*** SUPPLIED INFORMATION

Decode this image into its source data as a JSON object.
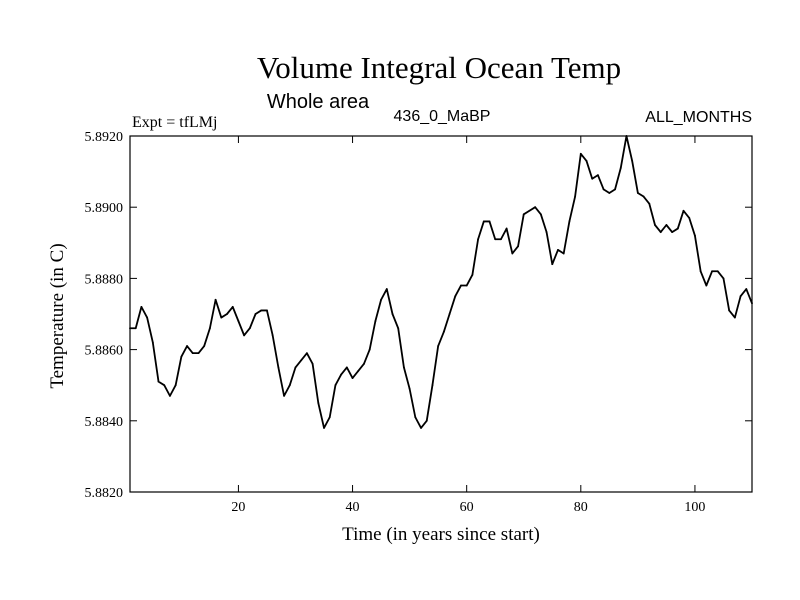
{
  "chart_data": {
    "type": "line",
    "title": "Volume Integral Ocean Temp",
    "subtitle": "Whole area",
    "left_label": "Expt = tfLMj",
    "center_label": "436_0_MaBP",
    "right_label": "ALL_MONTHS",
    "xlabel": "Time (in years since start)",
    "ylabel": "Temperature (in C)",
    "xlim": [
      1,
      110
    ],
    "ylim": [
      5.882,
      5.892
    ],
    "x_ticks": [
      20,
      40,
      60,
      80,
      100
    ],
    "x_tick_labels": [
      "20",
      "40",
      "60",
      "80",
      "100"
    ],
    "y_ticks": [
      5.882,
      5.884,
      5.886,
      5.888,
      5.89,
      5.892
    ],
    "y_tick_labels": [
      "5.8820",
      "5.8840",
      "5.8860",
      "5.8880",
      "5.8900",
      "5.8920"
    ],
    "series": [
      {
        "name": "Volume Integral Ocean Temp",
        "x": [
          1,
          2,
          3,
          4,
          5,
          6,
          7,
          8,
          9,
          10,
          11,
          12,
          13,
          14,
          15,
          16,
          17,
          18,
          19,
          20,
          21,
          22,
          23,
          24,
          25,
          26,
          27,
          28,
          29,
          30,
          31,
          32,
          33,
          34,
          35,
          36,
          37,
          38,
          39,
          40,
          41,
          42,
          43,
          44,
          45,
          46,
          47,
          48,
          49,
          50,
          51,
          52,
          53,
          54,
          55,
          56,
          57,
          58,
          59,
          60,
          61,
          62,
          63,
          64,
          65,
          66,
          67,
          68,
          69,
          70,
          71,
          72,
          73,
          74,
          75,
          76,
          77,
          78,
          79,
          80,
          81,
          82,
          83,
          84,
          85,
          86,
          87,
          88,
          89,
          90,
          91,
          92,
          93,
          94,
          95,
          96,
          97,
          98,
          99,
          100,
          101,
          102,
          103,
          104,
          105,
          106,
          107,
          108,
          109,
          110
        ],
        "values": [
          5.8866,
          5.8866,
          5.8872,
          5.8869,
          5.8862,
          5.8851,
          5.885,
          5.8847,
          5.885,
          5.8858,
          5.8861,
          5.8859,
          5.8859,
          5.8861,
          5.8866,
          5.8874,
          5.8869,
          5.887,
          5.8872,
          5.8868,
          5.8864,
          5.8866,
          5.887,
          5.8871,
          5.8871,
          5.8864,
          5.8855,
          5.8847,
          5.885,
          5.8855,
          5.8857,
          5.8859,
          5.8856,
          5.8845,
          5.8838,
          5.8841,
          5.885,
          5.8853,
          5.8855,
          5.8852,
          5.8854,
          5.8856,
          5.886,
          5.8868,
          5.8874,
          5.8877,
          5.887,
          5.8866,
          5.8855,
          5.8849,
          5.8841,
          5.8838,
          5.884,
          5.885,
          5.8861,
          5.8865,
          5.887,
          5.8875,
          5.8878,
          5.8878,
          5.8881,
          5.8891,
          5.8896,
          5.8896,
          5.8891,
          5.8891,
          5.8894,
          5.8887,
          5.8889,
          5.8898,
          5.8899,
          5.89,
          5.8898,
          5.8893,
          5.8884,
          5.8888,
          5.8887,
          5.8896,
          5.8903,
          5.8915,
          5.8913,
          5.8908,
          5.8909,
          5.8905,
          5.8904,
          5.8905,
          5.8911,
          5.892,
          5.8913,
          5.8904,
          5.8903,
          5.8901,
          5.8895,
          5.8893,
          5.8895,
          5.8893,
          5.8894,
          5.8899,
          5.8897,
          5.8892,
          5.8882,
          5.8878,
          5.8882,
          5.8882,
          5.888,
          5.8871,
          5.8869,
          5.8875,
          5.8877,
          5.8873
        ]
      }
    ]
  }
}
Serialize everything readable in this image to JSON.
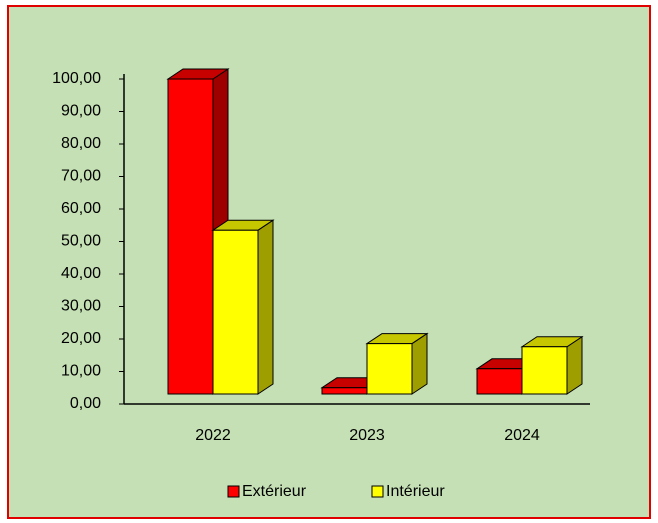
{
  "chart_data": {
    "type": "bar3d",
    "categories": [
      "2022",
      "2023",
      "2024"
    ],
    "series": [
      {
        "name": "Extérieur",
        "color": "#ff0000",
        "values": [
          100,
          2,
          8
        ]
      },
      {
        "name": "Intérieur",
        "color": "#ffff00",
        "values": [
          52,
          16,
          15
        ]
      }
    ],
    "ylim": [
      0,
      100
    ],
    "yticks": [
      {
        "value": 0,
        "label": "0,00"
      },
      {
        "value": 10,
        "label": "10,00"
      },
      {
        "value": 20,
        "label": "20,00"
      },
      {
        "value": 30,
        "label": "30,00"
      },
      {
        "value": 40,
        "label": "40,00"
      },
      {
        "value": 50,
        "label": "50,00"
      },
      {
        "value": 60,
        "label": "60,00"
      },
      {
        "value": 70,
        "label": "70,00"
      },
      {
        "value": 80,
        "label": "80,00"
      },
      {
        "value": 90,
        "label": "90,00"
      },
      {
        "value": 100,
        "label": "100,00"
      }
    ],
    "legend": "bottom"
  }
}
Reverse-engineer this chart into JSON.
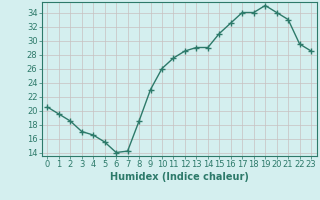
{
  "x": [
    0,
    1,
    2,
    3,
    4,
    5,
    6,
    7,
    8,
    9,
    10,
    11,
    12,
    13,
    14,
    15,
    16,
    17,
    18,
    19,
    20,
    21,
    22,
    23
  ],
  "y": [
    20.5,
    19.5,
    18.5,
    17.0,
    16.5,
    15.5,
    14.0,
    14.2,
    18.5,
    23.0,
    26.0,
    27.5,
    28.5,
    29.0,
    29.0,
    31.0,
    32.5,
    34.0,
    34.0,
    35.0,
    34.0,
    33.0,
    29.5,
    28.5
  ],
  "line_color": "#2d7a6a",
  "marker": "+",
  "marker_size": 4,
  "bg_color": "#d4efef",
  "grid_color": "#c8c0c0",
  "xlabel": "Humidex (Indice chaleur)",
  "ylim": [
    13.5,
    35.5
  ],
  "xlim": [
    -0.5,
    23.5
  ],
  "yticks": [
    14,
    16,
    18,
    20,
    22,
    24,
    26,
    28,
    30,
    32,
    34
  ],
  "xticks": [
    0,
    1,
    2,
    3,
    4,
    5,
    6,
    7,
    8,
    9,
    10,
    11,
    12,
    13,
    14,
    15,
    16,
    17,
    18,
    19,
    20,
    21,
    22,
    23
  ],
  "tick_color": "#2d7a6a",
  "label_color": "#2d7a6a",
  "xlabel_fontsize": 7,
  "tick_fontsize": 6,
  "lw": 1.0,
  "marker_lw": 1.0
}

******

TASK INSTRUCTIONS —
Go through the records and pull out each line that includes the word "name".

REPLY TO THE TASK —
        "name": "Volume Integral Ocean Temp",
        "name": "Extérieur",
        "name": "Intérieur",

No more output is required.